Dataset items
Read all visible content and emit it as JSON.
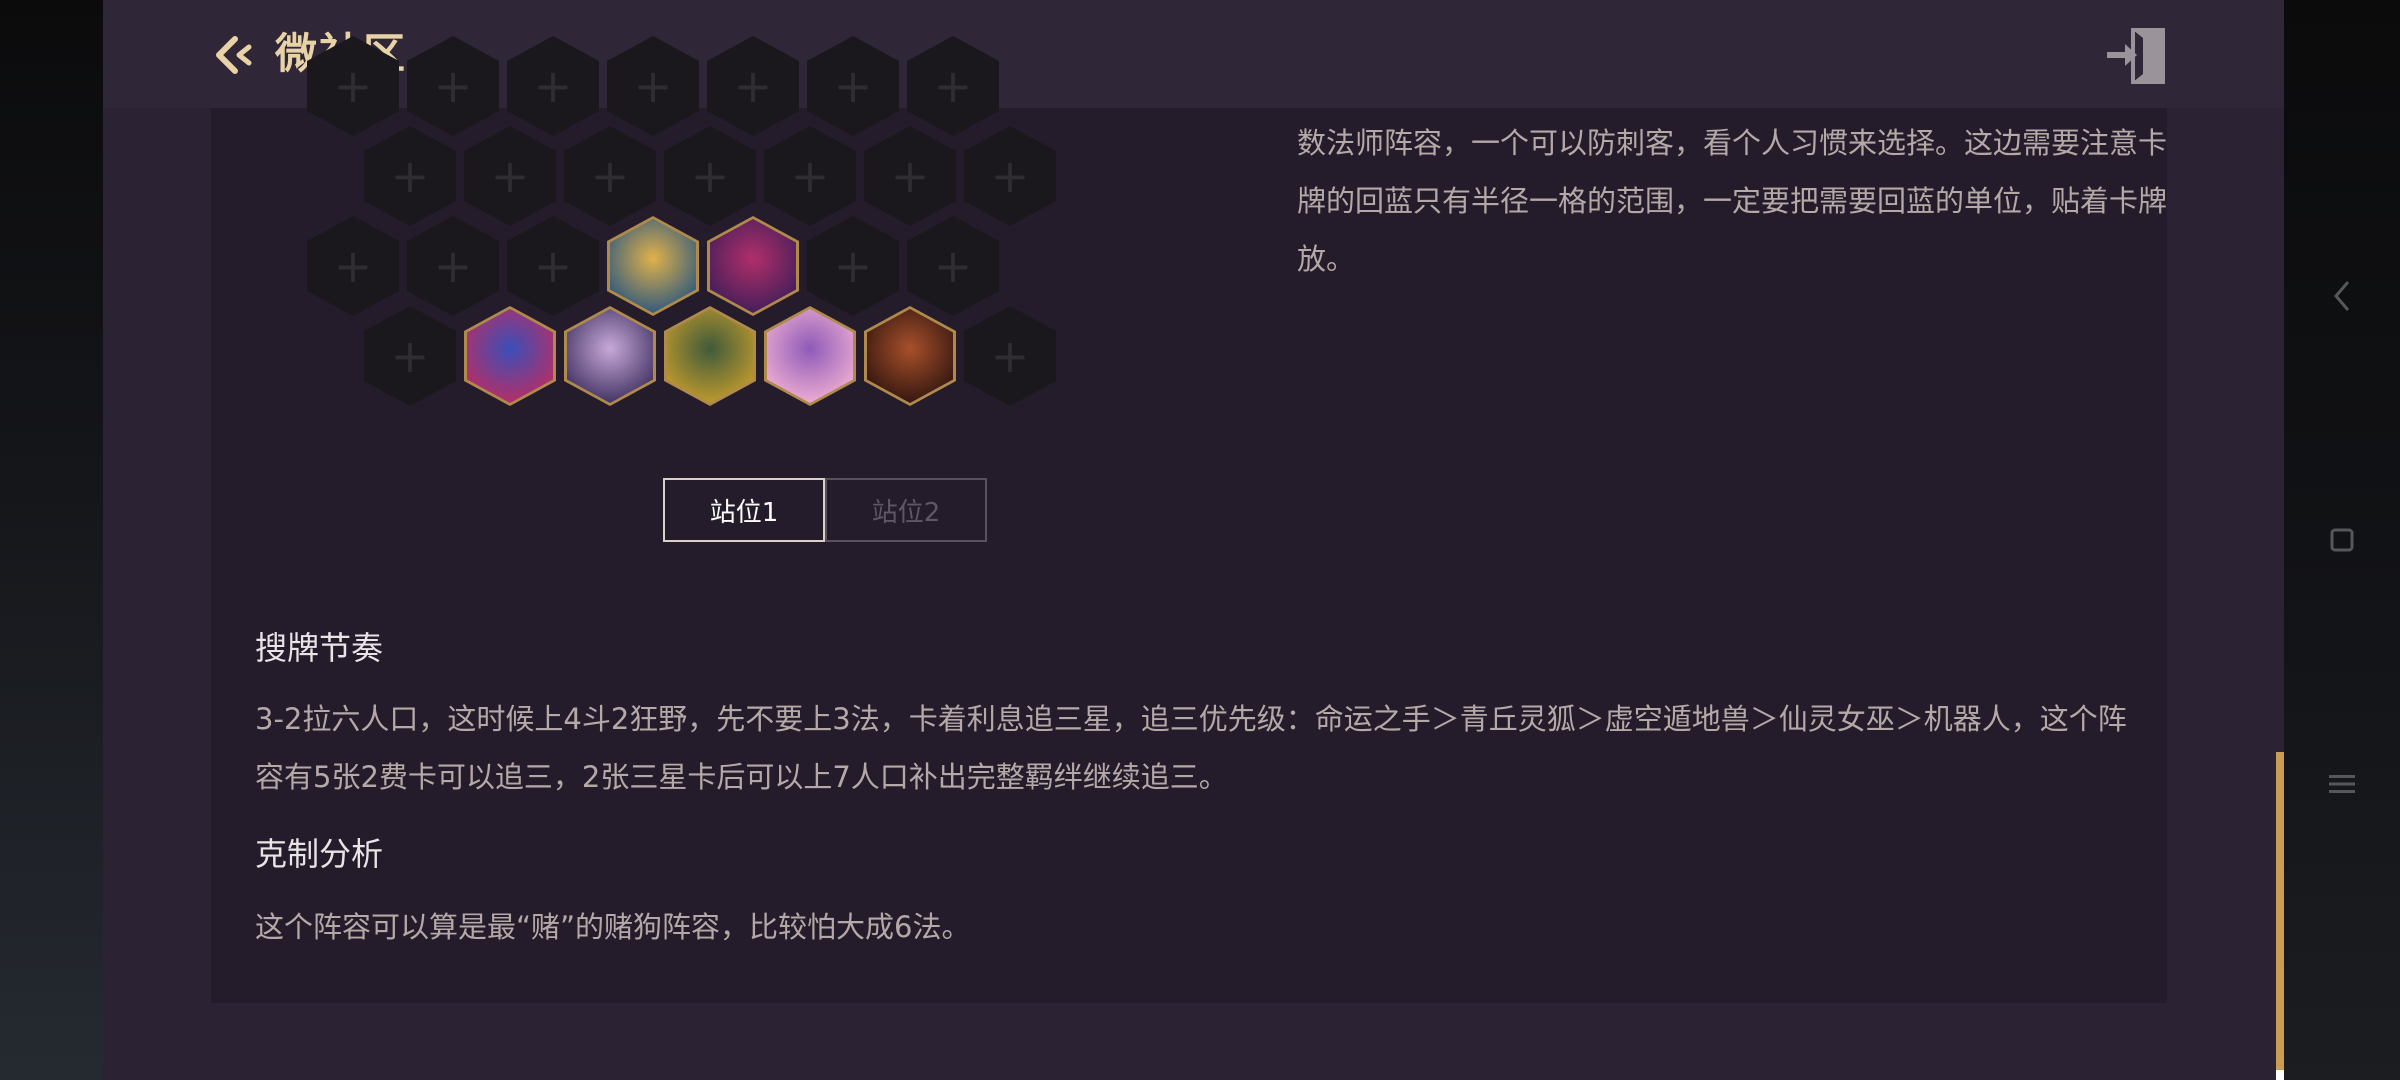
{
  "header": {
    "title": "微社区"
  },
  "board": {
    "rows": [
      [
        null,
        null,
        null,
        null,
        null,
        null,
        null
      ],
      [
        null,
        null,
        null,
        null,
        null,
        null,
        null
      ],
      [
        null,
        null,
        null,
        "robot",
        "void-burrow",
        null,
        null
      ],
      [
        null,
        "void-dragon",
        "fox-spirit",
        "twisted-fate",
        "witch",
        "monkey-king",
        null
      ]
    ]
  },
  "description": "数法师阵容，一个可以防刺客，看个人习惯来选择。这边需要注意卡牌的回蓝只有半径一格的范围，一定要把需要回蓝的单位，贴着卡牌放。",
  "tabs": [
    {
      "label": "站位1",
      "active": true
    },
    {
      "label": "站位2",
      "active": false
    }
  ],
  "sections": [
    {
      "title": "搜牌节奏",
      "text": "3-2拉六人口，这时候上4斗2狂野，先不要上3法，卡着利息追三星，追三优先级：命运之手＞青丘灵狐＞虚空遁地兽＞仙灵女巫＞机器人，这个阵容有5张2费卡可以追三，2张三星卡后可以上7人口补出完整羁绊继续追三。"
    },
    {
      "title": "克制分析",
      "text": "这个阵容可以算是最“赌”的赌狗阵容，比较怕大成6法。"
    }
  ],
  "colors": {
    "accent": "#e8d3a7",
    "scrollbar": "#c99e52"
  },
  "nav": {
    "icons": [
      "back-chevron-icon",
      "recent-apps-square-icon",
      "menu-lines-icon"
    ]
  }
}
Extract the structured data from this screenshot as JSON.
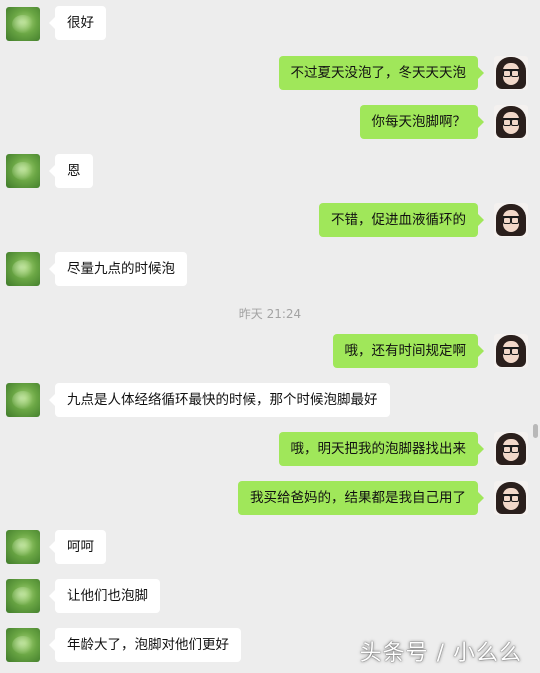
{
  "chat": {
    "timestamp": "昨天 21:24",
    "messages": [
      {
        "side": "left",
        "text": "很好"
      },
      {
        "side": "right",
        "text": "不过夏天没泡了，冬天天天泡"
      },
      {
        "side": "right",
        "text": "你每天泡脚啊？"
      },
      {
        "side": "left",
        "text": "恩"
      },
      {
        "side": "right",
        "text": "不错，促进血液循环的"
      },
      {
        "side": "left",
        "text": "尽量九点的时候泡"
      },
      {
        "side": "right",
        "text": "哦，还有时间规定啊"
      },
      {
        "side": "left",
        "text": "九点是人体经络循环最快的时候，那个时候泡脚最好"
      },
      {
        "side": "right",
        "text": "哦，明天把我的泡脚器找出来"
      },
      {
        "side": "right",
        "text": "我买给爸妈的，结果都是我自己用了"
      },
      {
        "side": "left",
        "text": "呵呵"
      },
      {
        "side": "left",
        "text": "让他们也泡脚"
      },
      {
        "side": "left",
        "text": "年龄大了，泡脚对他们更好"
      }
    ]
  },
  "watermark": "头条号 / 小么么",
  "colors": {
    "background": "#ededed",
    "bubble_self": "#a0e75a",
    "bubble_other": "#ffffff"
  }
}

Exercise instructions >> Transcribe all the data word for word; the images stay out.

Solution for this exercise >>
Read all visible content and emit it as JSON.
{
  "header": {
    "title": "微社区"
  },
  "board": {
    "rows": [
      [
        null,
        null,
        null,
        null,
        null,
        null,
        null
      ],
      [
        null,
        null,
        null,
        null,
        null,
        null,
        null
      ],
      [
        null,
        null,
        null,
        "robot",
        "void-burrow",
        null,
        null
      ],
      [
        null,
        "void-dragon",
        "fox-spirit",
        "twisted-fate",
        "witch",
        "monkey-king",
        null
      ]
    ]
  },
  "description": "数法师阵容，一个可以防刺客，看个人习惯来选择。这边需要注意卡牌的回蓝只有半径一格的范围，一定要把需要回蓝的单位，贴着卡牌放。",
  "tabs": [
    {
      "label": "站位1",
      "active": true
    },
    {
      "label": "站位2",
      "active": false
    }
  ],
  "sections": [
    {
      "title": "搜牌节奏",
      "text": "3-2拉六人口，这时候上4斗2狂野，先不要上3法，卡着利息追三星，追三优先级：命运之手＞青丘灵狐＞虚空遁地兽＞仙灵女巫＞机器人，这个阵容有5张2费卡可以追三，2张三星卡后可以上7人口补出完整羁绊继续追三。"
    },
    {
      "title": "克制分析",
      "text": "这个阵容可以算是最“赌”的赌狗阵容，比较怕大成6法。"
    }
  ],
  "colors": {
    "accent": "#e8d3a7",
    "scrollbar": "#c99e52"
  },
  "nav": {
    "icons": [
      "back-chevron-icon",
      "recent-apps-square-icon",
      "menu-lines-icon"
    ]
  }
}
Extract the structured data from this screenshot as JSON.
{
  "chat": {
    "timestamp": "昨天 21:24",
    "messages": [
      {
        "side": "left",
        "text": "很好"
      },
      {
        "side": "right",
        "text": "不过夏天没泡了，冬天天天泡"
      },
      {
        "side": "right",
        "text": "你每天泡脚啊？"
      },
      {
        "side": "left",
        "text": "恩"
      },
      {
        "side": "right",
        "text": "不错，促进血液循环的"
      },
      {
        "side": "left",
        "text": "尽量九点的时候泡"
      },
      {
        "side": "right",
        "text": "哦，还有时间规定啊"
      },
      {
        "side": "left",
        "text": "九点是人体经络循环最快的时候，那个时候泡脚最好"
      },
      {
        "side": "right",
        "text": "哦，明天把我的泡脚器找出来"
      },
      {
        "side": "right",
        "text": "我买给爸妈的，结果都是我自己用了"
      },
      {
        "side": "left",
        "text": "呵呵"
      },
      {
        "side": "left",
        "text": "让他们也泡脚"
      },
      {
        "side": "left",
        "text": "年龄大了，泡脚对他们更好"
      }
    ]
  },
  "watermark": "头条号 / 小么么",
  "colors": {
    "background": "#ededed",
    "bubble_self": "#a0e75a",
    "bubble_other": "#ffffff"
  }
}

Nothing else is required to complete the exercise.